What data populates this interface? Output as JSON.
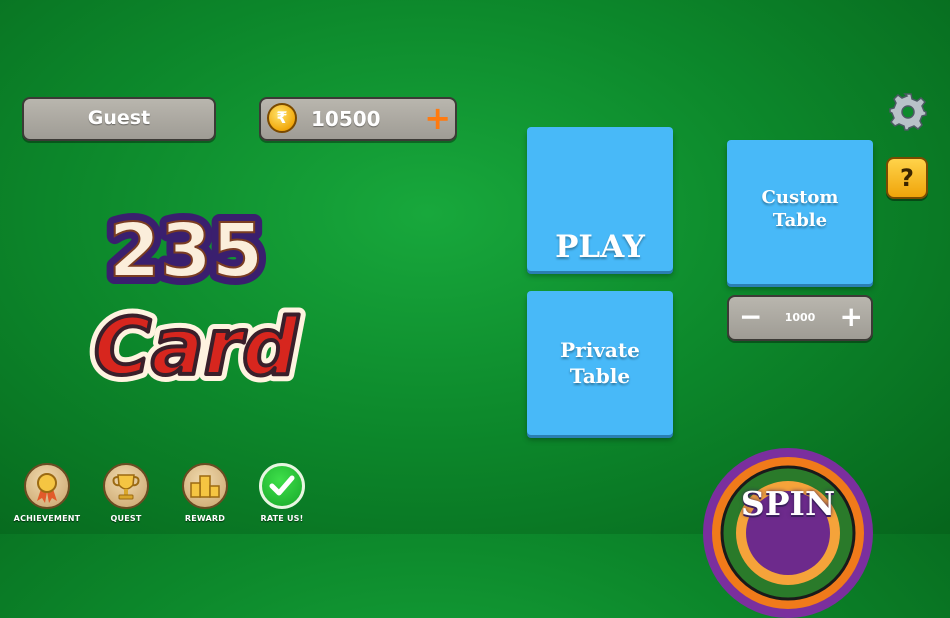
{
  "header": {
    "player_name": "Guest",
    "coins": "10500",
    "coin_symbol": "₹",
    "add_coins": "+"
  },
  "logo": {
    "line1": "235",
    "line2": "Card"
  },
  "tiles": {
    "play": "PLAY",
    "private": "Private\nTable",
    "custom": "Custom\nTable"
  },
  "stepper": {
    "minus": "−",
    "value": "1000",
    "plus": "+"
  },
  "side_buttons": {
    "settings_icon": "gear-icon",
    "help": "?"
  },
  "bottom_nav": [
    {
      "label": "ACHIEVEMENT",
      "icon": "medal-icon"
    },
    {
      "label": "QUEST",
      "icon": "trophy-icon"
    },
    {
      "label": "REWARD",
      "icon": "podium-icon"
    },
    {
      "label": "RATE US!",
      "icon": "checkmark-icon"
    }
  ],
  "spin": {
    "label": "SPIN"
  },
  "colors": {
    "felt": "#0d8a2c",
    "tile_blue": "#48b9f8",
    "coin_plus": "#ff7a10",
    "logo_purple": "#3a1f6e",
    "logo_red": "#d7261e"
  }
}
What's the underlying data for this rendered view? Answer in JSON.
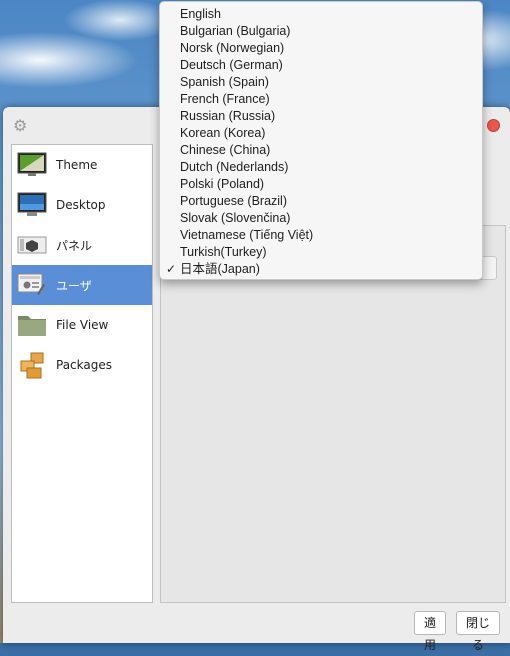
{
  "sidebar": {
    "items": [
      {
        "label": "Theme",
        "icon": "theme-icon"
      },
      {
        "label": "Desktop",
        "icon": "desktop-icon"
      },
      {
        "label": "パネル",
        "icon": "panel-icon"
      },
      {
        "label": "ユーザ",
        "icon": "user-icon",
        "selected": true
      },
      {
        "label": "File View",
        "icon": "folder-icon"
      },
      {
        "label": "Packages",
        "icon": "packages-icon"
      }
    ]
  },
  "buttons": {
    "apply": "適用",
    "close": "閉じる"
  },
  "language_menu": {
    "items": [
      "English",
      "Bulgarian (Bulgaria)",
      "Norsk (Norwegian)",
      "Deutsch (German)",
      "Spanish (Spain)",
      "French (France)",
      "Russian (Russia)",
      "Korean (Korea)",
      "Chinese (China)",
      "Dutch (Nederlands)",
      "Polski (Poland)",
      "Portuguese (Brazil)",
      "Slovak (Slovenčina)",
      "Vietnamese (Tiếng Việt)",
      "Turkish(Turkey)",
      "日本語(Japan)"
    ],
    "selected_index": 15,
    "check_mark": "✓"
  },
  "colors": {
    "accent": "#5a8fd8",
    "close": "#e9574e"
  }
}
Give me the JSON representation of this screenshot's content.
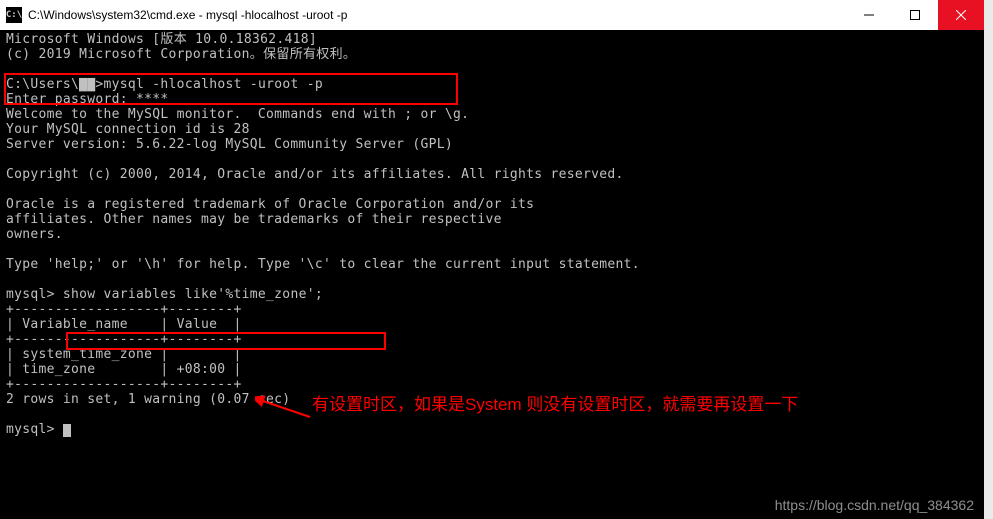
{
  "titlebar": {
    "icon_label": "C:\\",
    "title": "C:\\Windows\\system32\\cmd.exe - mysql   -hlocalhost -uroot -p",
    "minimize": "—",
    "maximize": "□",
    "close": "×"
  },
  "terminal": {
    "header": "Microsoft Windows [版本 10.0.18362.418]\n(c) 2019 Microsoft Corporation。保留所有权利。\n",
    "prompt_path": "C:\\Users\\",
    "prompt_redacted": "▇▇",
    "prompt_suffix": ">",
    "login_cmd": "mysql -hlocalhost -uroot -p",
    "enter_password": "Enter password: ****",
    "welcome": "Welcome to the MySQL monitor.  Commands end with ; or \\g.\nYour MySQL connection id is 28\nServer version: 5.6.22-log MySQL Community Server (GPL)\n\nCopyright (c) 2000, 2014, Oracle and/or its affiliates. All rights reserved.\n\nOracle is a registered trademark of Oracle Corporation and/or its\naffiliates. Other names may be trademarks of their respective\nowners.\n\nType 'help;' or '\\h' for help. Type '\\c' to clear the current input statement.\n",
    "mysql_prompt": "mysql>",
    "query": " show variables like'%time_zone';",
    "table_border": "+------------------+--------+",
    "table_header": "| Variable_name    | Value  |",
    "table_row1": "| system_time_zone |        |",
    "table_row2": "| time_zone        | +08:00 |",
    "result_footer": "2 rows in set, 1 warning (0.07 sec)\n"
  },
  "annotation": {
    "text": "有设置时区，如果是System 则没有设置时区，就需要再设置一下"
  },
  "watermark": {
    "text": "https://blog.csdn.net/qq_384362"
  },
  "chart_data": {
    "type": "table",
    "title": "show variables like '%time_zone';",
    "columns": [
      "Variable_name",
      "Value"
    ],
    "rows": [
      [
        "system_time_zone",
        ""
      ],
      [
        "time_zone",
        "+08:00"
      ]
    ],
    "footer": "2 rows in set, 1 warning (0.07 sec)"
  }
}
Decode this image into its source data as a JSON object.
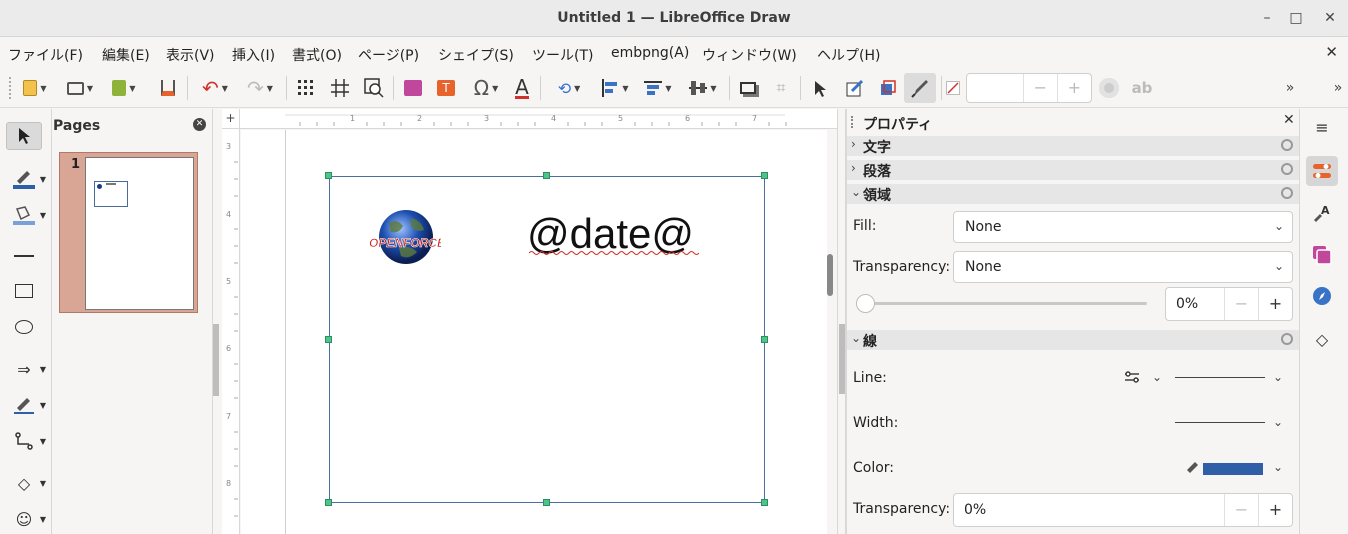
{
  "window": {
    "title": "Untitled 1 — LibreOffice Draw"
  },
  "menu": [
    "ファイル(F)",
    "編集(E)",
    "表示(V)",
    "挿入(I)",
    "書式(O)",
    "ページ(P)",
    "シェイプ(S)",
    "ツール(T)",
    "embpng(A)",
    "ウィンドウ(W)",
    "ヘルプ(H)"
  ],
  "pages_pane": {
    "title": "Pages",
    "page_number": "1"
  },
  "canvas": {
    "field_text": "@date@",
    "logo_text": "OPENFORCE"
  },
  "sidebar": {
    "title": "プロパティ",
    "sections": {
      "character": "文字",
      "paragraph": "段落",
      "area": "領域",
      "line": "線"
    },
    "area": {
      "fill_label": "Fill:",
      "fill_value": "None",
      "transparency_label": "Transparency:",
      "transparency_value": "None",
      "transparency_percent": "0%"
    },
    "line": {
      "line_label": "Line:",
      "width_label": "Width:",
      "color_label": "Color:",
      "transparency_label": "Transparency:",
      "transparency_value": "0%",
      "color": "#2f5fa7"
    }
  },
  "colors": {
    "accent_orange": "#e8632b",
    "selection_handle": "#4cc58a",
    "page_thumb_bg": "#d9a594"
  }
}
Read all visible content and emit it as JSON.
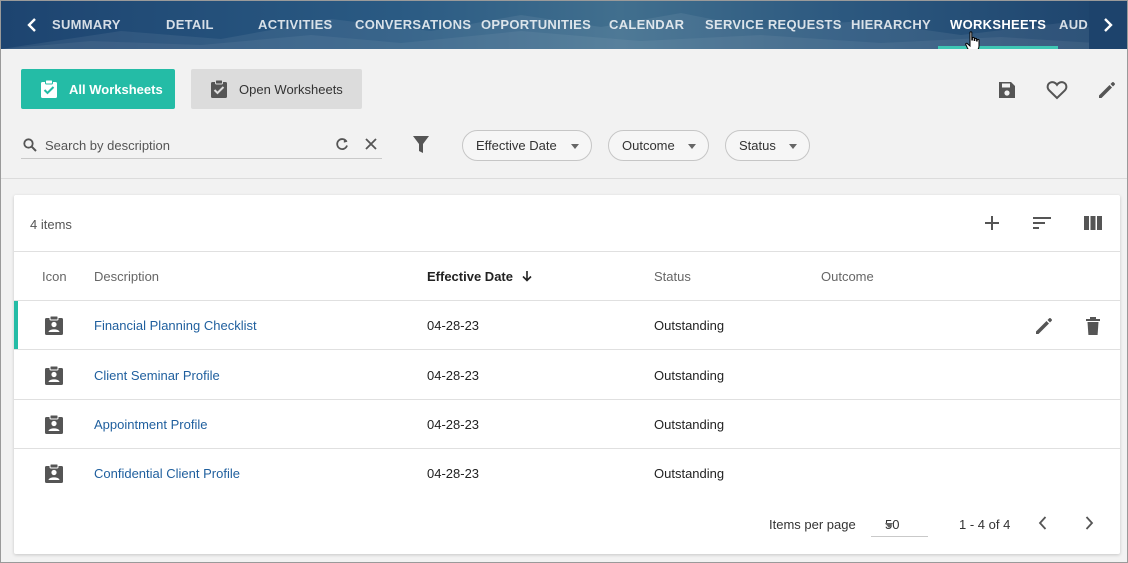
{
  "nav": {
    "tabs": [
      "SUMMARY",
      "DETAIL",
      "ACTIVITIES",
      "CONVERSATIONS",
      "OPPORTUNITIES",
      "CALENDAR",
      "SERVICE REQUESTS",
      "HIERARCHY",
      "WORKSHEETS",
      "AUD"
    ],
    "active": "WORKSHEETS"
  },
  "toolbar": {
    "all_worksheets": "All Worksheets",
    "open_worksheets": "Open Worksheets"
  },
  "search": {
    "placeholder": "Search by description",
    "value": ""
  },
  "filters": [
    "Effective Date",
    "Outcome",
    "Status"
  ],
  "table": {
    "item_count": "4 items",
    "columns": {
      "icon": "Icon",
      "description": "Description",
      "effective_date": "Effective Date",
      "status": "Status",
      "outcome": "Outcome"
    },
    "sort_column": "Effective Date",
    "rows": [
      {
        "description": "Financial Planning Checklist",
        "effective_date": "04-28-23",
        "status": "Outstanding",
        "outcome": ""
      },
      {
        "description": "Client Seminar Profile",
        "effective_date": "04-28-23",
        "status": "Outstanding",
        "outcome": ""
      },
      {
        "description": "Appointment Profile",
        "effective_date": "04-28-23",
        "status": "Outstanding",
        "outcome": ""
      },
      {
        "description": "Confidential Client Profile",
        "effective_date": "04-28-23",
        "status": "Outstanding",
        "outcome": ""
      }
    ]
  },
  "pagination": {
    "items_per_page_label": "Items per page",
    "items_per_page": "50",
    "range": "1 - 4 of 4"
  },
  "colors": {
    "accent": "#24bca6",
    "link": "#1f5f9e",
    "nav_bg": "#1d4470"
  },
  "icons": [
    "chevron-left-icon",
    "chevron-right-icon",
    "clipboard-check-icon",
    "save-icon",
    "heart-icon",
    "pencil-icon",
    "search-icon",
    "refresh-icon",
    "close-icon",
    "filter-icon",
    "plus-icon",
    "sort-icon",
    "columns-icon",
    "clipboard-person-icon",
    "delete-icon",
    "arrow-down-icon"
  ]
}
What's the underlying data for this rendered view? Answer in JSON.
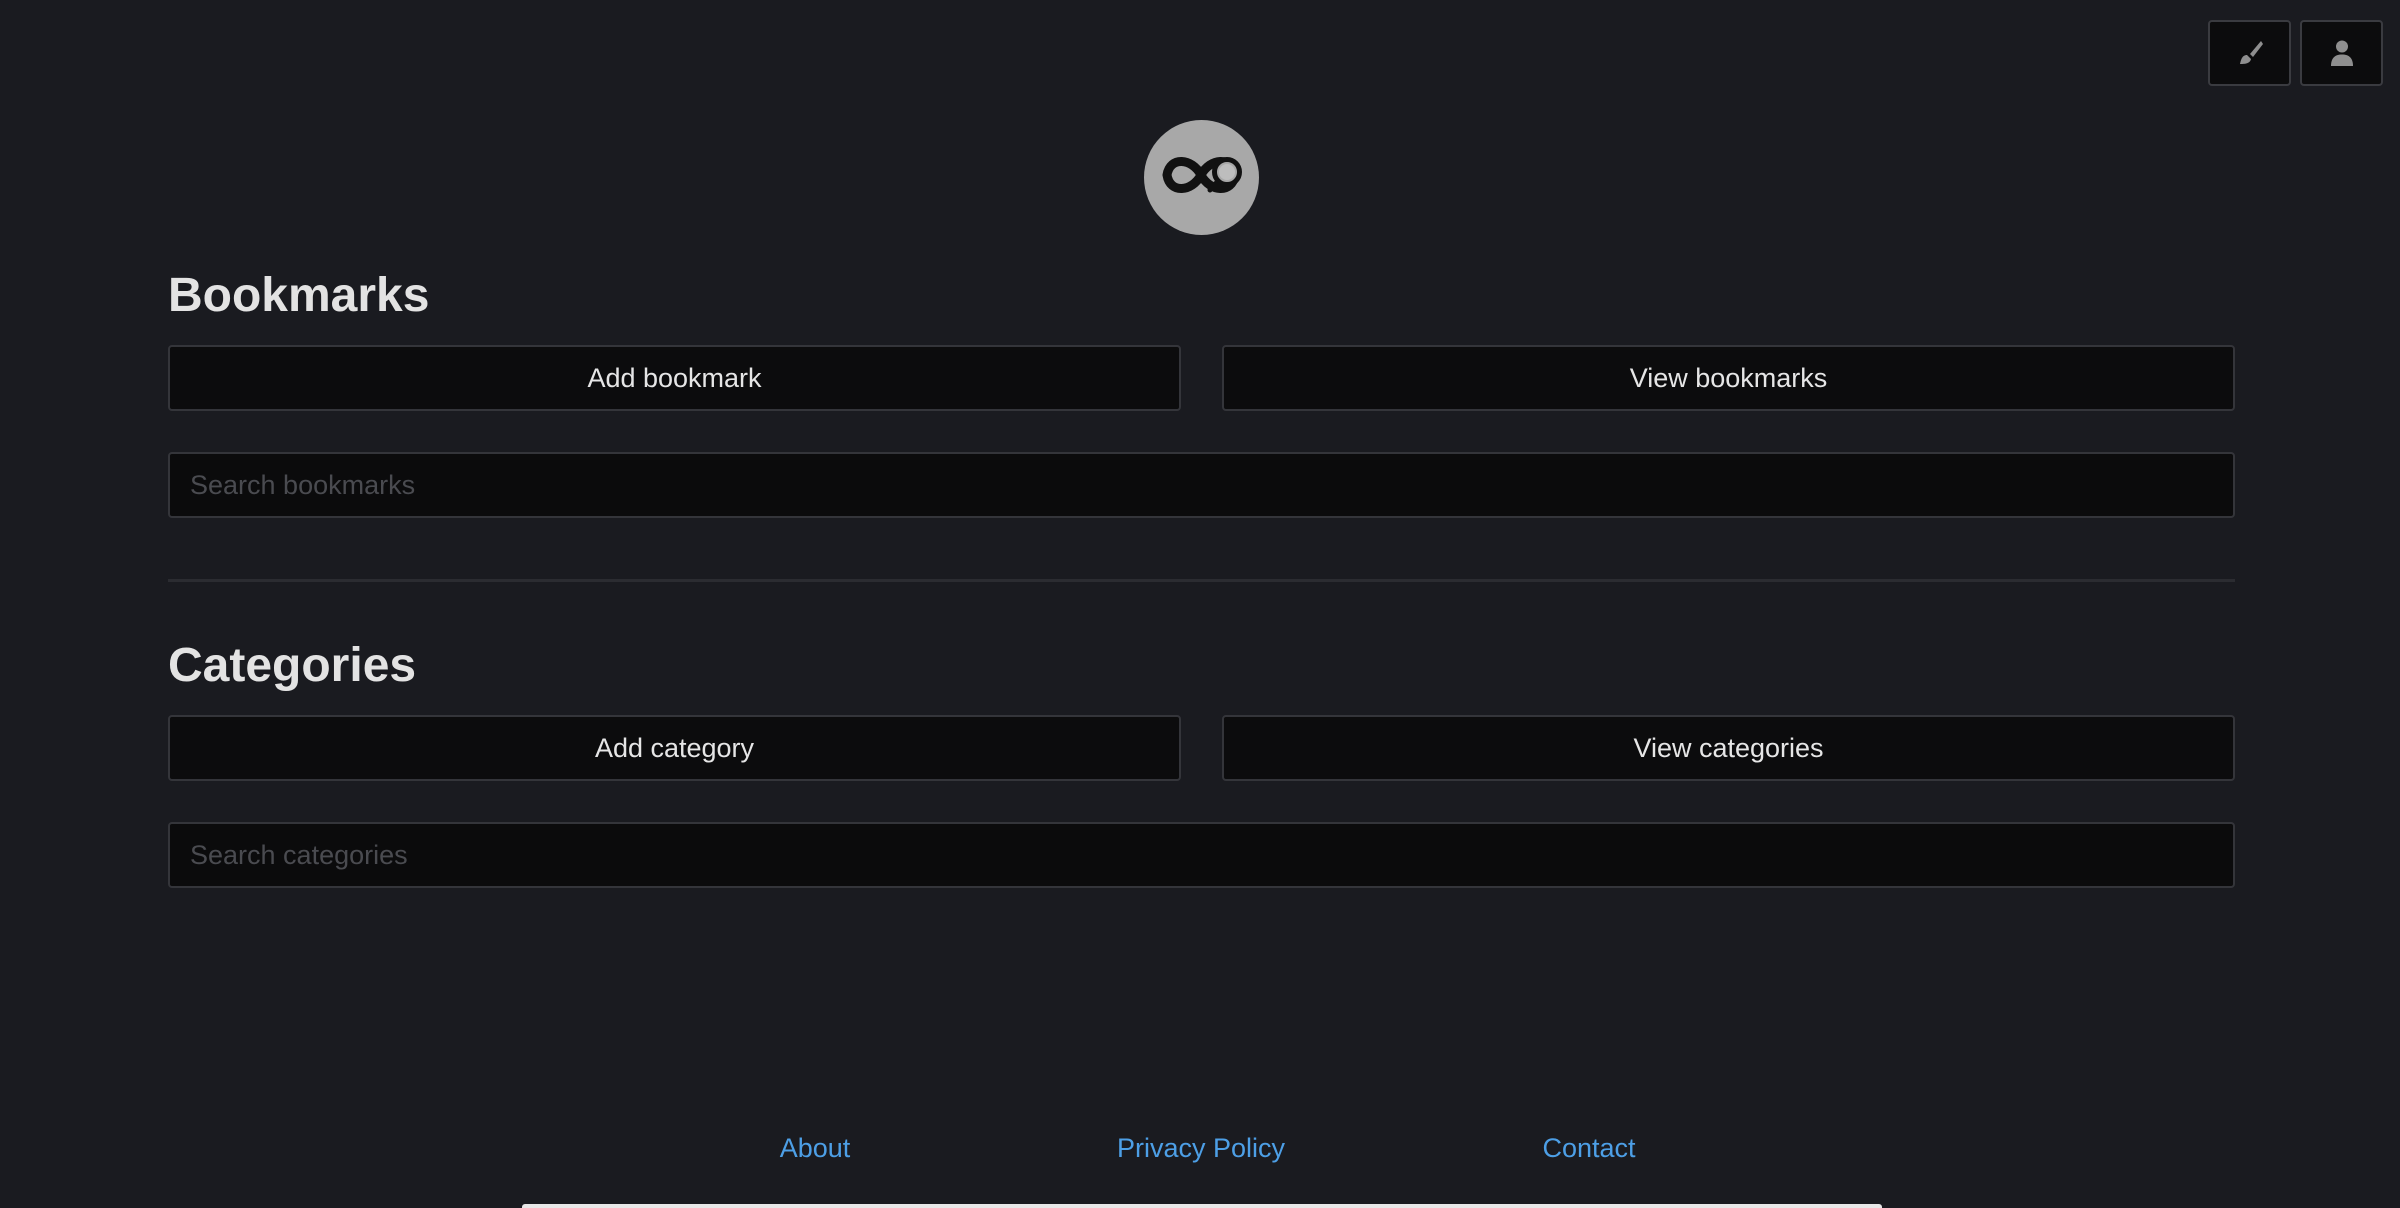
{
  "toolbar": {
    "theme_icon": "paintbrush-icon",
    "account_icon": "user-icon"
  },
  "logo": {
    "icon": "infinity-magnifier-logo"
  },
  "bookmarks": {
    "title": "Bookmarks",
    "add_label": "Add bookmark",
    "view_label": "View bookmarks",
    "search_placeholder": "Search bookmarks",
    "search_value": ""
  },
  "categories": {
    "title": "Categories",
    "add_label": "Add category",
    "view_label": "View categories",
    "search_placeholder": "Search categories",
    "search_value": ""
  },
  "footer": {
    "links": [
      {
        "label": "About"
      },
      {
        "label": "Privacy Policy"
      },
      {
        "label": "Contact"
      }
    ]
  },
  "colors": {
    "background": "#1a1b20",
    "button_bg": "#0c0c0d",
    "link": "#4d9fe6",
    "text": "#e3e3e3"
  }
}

## Instructions to follow
Which lines above contain "Client"? Show each of them.

## Answer in full
        "description": "Client Seminar Profile",
        "description": "Confidential Client Profile",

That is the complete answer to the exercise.